## Extracted information
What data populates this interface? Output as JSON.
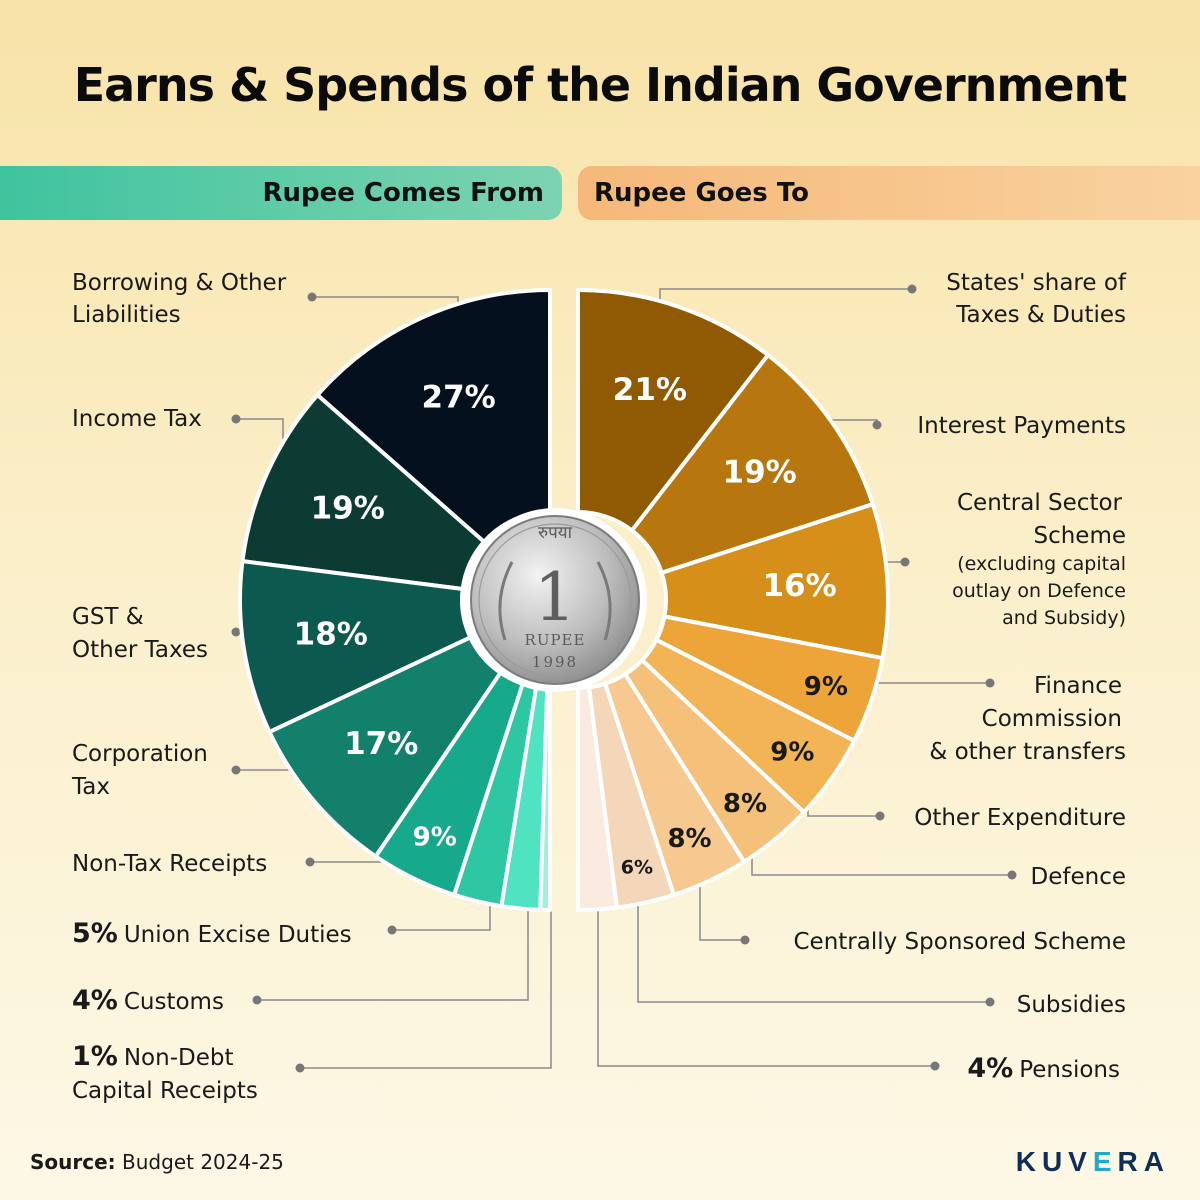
{
  "title": "Earns & Spends of the Indian Government",
  "banners": {
    "left": "Rupee Comes From",
    "right": "Rupee Goes To"
  },
  "chart_data": {
    "type": "pie",
    "charts": [
      {
        "name": "Rupee Comes From",
        "categories": [
          "Borrowing & Other Liabilities",
          "Income Tax",
          "GST & Other Taxes",
          "Corporation Tax",
          "Non-Tax Receipts",
          "Union Excise Duties",
          "Customs",
          "Non-Debt Capital Receipts"
        ],
        "values": [
          27,
          19,
          18,
          17,
          9,
          5,
          4,
          1
        ],
        "colors": [
          "#04101e",
          "#0c3b34",
          "#0c5a4f",
          "#13806b",
          "#16a98c",
          "#2dc7a4",
          "#4fe3c2",
          "#9ff1dd"
        ]
      },
      {
        "name": "Rupee Goes To",
        "categories": [
          "States' share of Taxes & Duties",
          "Interest Payments",
          "Central Sector Scheme (excluding capital outlay on Defence and Subsidy)",
          "Finance Commission & other transfers",
          "Other Expenditure",
          "Defence",
          "Centrally Sponsored Scheme",
          "Subsidies",
          "Pensions"
        ],
        "values": [
          21,
          19,
          16,
          9,
          9,
          8,
          8,
          6,
          4
        ],
        "colors": [
          "#8f5a03",
          "#b8770e",
          "#d68f18",
          "#eda53a",
          "#f2b455",
          "#f4c07a",
          "#f5c98f",
          "#f4d6b9",
          "#faeadf"
        ]
      }
    ]
  },
  "left_labels": {
    "borrowing": [
      "Borrowing & Other",
      "Liabilities"
    ],
    "income_tax": "Income Tax",
    "gst": [
      "GST &",
      "Other Taxes"
    ],
    "corporation": [
      "Corporation",
      "Tax"
    ],
    "non_tax": "Non-Tax Receipts",
    "excise": {
      "pct": "5%",
      "name": "Union Excise Duties"
    },
    "customs": {
      "pct": "4%",
      "name": "Customs"
    },
    "non_debt": {
      "pct": "1%",
      "name": "Non-Debt",
      "name2": "Capital Receipts"
    }
  },
  "right_labels": {
    "states": [
      "States' share of",
      "Taxes & Duties"
    ],
    "interest": "Interest Payments",
    "central": [
      "Central Sector",
      "Scheme"
    ],
    "central_note": [
      "(excluding capital",
      "outlay on Defence",
      "and Subsidy)"
    ],
    "finance": [
      "Finance",
      "Commission",
      "& other transfers"
    ],
    "other": "Other Expenditure",
    "defence": "Defence",
    "css": "Centrally Sponsored Scheme",
    "subsidies": "Subsidies",
    "pensions": {
      "pct": "4%",
      "name": "Pensions"
    }
  },
  "coin": {
    "top_text": "रुपया",
    "numeral": "1",
    "word": "RUPEE",
    "year": "1998"
  },
  "source": {
    "label": "Source:",
    "value": "Budget 2024-25"
  },
  "brand": {
    "pre": "KUV",
    "e": "E",
    "post": "RA"
  }
}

## Stated problem
Quote every record above exactly, leaving out the pictures.

## Result
What data populates this interface? Output as JSON.
{
  "title": "Earns & Spends of the Indian Government",
  "banners": {
    "left": "Rupee Comes From",
    "right": "Rupee Goes To"
  },
  "chart_data": {
    "type": "pie",
    "charts": [
      {
        "name": "Rupee Comes From",
        "categories": [
          "Borrowing & Other Liabilities",
          "Income Tax",
          "GST & Other Taxes",
          "Corporation Tax",
          "Non-Tax Receipts",
          "Union Excise Duties",
          "Customs",
          "Non-Debt Capital Receipts"
        ],
        "values": [
          27,
          19,
          18,
          17,
          9,
          5,
          4,
          1
        ],
        "colors": [
          "#04101e",
          "#0c3b34",
          "#0c5a4f",
          "#13806b",
          "#16a98c",
          "#2dc7a4",
          "#4fe3c2",
          "#9ff1dd"
        ]
      },
      {
        "name": "Rupee Goes To",
        "categories": [
          "States' share of Taxes & Duties",
          "Interest Payments",
          "Central Sector Scheme (excluding capital outlay on Defence and Subsidy)",
          "Finance Commission & other transfers",
          "Other Expenditure",
          "Defence",
          "Centrally Sponsored Scheme",
          "Subsidies",
          "Pensions"
        ],
        "values": [
          21,
          19,
          16,
          9,
          9,
          8,
          8,
          6,
          4
        ],
        "colors": [
          "#8f5a03",
          "#b8770e",
          "#d68f18",
          "#eda53a",
          "#f2b455",
          "#f4c07a",
          "#f5c98f",
          "#f4d6b9",
          "#faeadf"
        ]
      }
    ]
  },
  "left_labels": {
    "borrowing": [
      "Borrowing & Other",
      "Liabilities"
    ],
    "income_tax": "Income Tax",
    "gst": [
      "GST &",
      "Other Taxes"
    ],
    "corporation": [
      "Corporation",
      "Tax"
    ],
    "non_tax": "Non-Tax Receipts",
    "excise": {
      "pct": "5%",
      "name": "Union Excise Duties"
    },
    "customs": {
      "pct": "4%",
      "name": "Customs"
    },
    "non_debt": {
      "pct": "1%",
      "name": "Non-Debt",
      "name2": "Capital Receipts"
    }
  },
  "right_labels": {
    "states": [
      "States' share of",
      "Taxes & Duties"
    ],
    "interest": "Interest Payments",
    "central": [
      "Central Sector",
      "Scheme"
    ],
    "central_note": [
      "(excluding capital",
      "outlay on Defence",
      "and Subsidy)"
    ],
    "finance": [
      "Finance",
      "Commission",
      "& other transfers"
    ],
    "other": "Other Expenditure",
    "defence": "Defence",
    "css": "Centrally Sponsored Scheme",
    "subsidies": "Subsidies",
    "pensions": {
      "pct": "4%",
      "name": "Pensions"
    }
  },
  "coin": {
    "top_text": "रुपया",
    "numeral": "1",
    "word": "RUPEE",
    "year": "1998"
  },
  "source": {
    "label": "Source:",
    "value": "Budget 2024-25"
  },
  "brand": {
    "pre": "KUV",
    "e": "E",
    "post": "RA"
  }
}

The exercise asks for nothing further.